◆ DIRECTIONS: Copy every line of the records below that holds the word "Next".

◆ INFORMATION SHOWN:
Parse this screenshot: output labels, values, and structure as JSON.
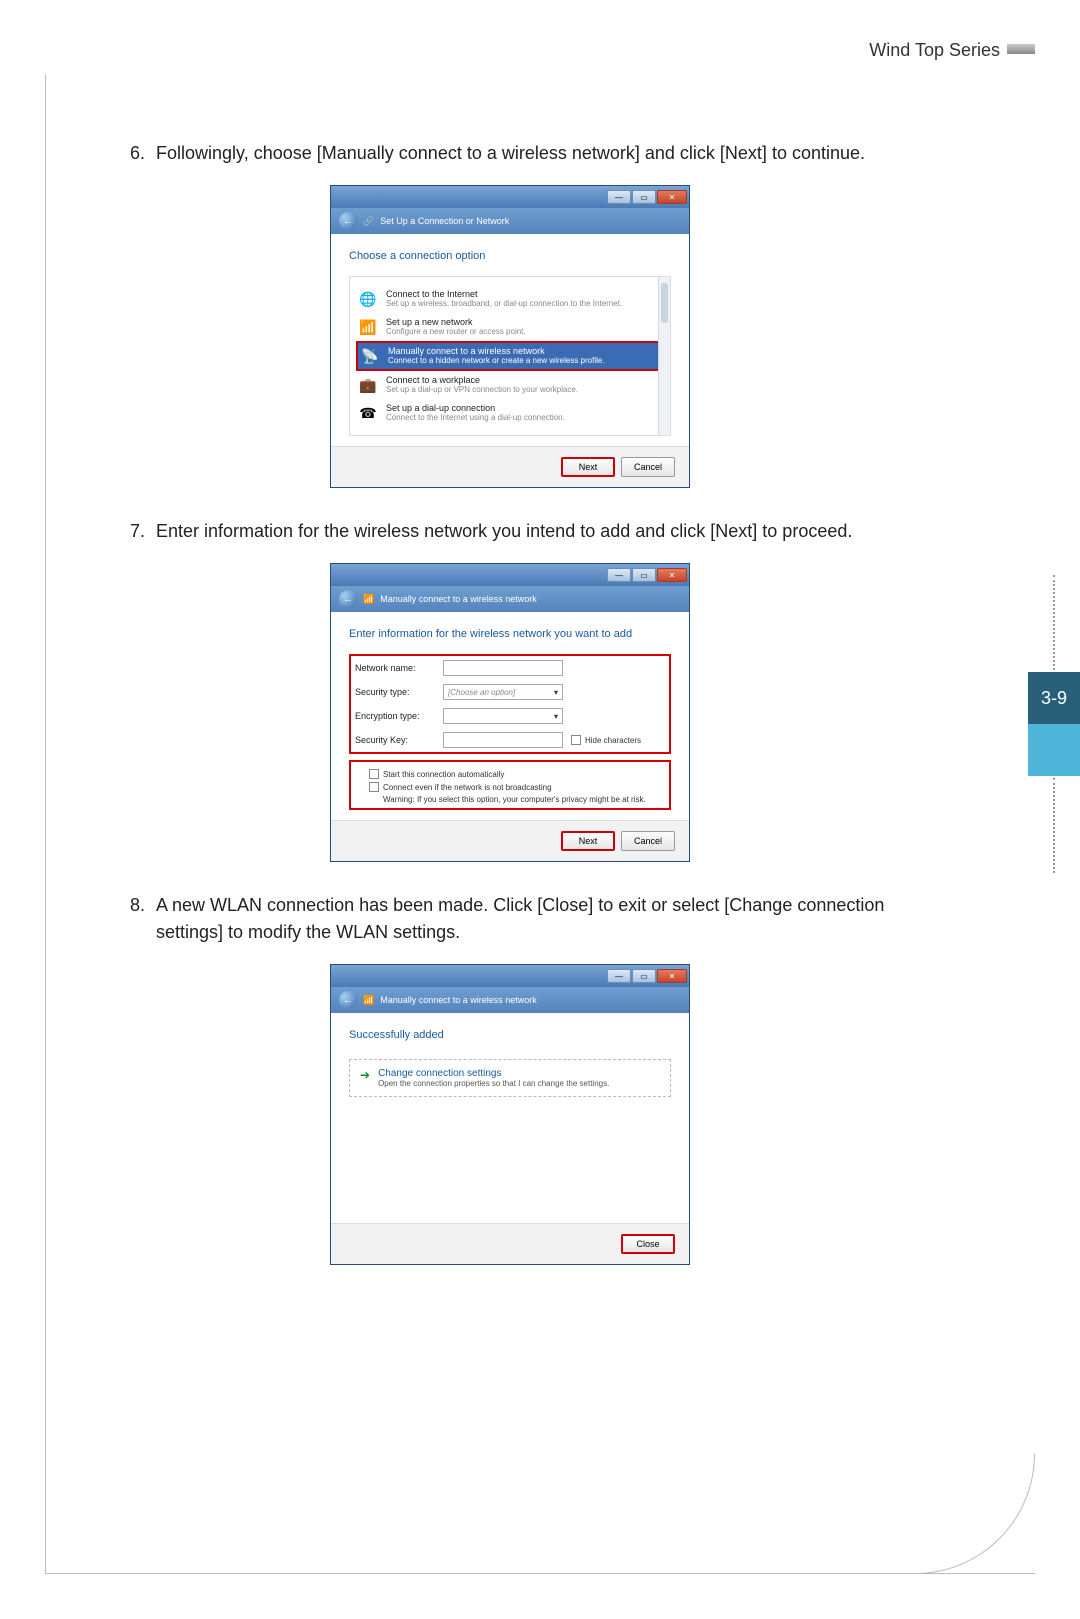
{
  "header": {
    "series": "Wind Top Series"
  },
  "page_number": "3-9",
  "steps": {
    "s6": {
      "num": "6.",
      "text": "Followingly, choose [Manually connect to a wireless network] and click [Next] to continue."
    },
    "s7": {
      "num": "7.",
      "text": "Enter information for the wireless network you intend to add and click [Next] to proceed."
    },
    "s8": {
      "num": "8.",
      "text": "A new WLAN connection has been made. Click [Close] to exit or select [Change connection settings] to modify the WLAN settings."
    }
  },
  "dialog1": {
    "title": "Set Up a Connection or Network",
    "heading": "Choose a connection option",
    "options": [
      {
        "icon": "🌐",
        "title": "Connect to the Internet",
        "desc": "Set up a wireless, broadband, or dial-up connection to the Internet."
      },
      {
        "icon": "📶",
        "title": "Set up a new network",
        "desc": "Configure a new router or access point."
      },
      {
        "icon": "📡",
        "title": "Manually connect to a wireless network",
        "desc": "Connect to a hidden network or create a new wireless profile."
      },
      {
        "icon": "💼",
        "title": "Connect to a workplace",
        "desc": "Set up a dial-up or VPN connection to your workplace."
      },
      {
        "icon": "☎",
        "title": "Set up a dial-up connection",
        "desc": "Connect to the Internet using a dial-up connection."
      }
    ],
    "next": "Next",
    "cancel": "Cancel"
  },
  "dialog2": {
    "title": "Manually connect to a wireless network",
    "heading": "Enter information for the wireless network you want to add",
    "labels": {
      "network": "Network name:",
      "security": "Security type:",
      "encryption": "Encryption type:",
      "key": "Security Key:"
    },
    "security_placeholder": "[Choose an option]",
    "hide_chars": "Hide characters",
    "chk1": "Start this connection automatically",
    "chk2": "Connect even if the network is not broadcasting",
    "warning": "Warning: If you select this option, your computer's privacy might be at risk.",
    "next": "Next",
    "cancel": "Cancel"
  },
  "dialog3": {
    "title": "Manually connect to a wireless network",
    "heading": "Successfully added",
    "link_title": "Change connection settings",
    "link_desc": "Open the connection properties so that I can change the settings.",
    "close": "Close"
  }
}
...
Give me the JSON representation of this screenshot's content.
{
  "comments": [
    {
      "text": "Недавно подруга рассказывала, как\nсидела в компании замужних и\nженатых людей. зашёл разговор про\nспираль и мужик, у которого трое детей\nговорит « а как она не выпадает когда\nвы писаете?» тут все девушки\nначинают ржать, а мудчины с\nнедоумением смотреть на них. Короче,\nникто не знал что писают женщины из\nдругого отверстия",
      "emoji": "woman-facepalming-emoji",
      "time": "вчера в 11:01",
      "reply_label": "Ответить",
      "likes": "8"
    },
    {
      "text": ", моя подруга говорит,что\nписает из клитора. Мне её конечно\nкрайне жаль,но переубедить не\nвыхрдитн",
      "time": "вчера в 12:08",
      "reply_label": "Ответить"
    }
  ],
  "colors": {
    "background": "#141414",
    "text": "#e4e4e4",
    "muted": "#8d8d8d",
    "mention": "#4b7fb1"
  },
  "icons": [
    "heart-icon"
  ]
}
--
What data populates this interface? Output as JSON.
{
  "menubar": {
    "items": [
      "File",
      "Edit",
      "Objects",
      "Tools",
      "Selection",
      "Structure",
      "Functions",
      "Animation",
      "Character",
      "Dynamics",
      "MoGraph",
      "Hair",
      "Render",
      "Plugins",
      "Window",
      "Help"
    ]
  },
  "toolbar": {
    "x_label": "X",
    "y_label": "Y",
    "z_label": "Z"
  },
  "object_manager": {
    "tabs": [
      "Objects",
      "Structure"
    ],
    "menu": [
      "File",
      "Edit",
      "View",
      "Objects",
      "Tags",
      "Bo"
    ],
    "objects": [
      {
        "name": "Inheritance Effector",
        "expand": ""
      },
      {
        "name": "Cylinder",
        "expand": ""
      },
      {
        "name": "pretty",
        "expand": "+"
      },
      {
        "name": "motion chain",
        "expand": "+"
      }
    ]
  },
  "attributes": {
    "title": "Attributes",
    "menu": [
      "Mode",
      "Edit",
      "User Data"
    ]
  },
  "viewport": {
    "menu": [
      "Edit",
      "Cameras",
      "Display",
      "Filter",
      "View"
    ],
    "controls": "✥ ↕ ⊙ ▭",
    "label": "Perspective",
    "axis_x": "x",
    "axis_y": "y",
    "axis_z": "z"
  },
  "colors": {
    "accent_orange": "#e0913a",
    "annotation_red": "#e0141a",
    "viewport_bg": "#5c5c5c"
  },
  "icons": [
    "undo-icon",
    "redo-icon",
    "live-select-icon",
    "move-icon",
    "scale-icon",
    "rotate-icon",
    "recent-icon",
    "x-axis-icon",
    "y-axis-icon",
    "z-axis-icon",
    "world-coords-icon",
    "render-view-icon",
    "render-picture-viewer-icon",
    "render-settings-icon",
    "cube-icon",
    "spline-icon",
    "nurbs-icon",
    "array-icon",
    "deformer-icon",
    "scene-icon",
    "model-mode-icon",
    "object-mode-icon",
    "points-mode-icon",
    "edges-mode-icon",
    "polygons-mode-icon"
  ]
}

◆ EXPECTED ANSWER:
      "text": "Followingly, choose [Manually connect to a wireless network] and click [Next] to continue."
      "text": "Enter information for the wireless network you intend to add and click [Next] to proceed."
    "next": "Next",
    "next": "Next",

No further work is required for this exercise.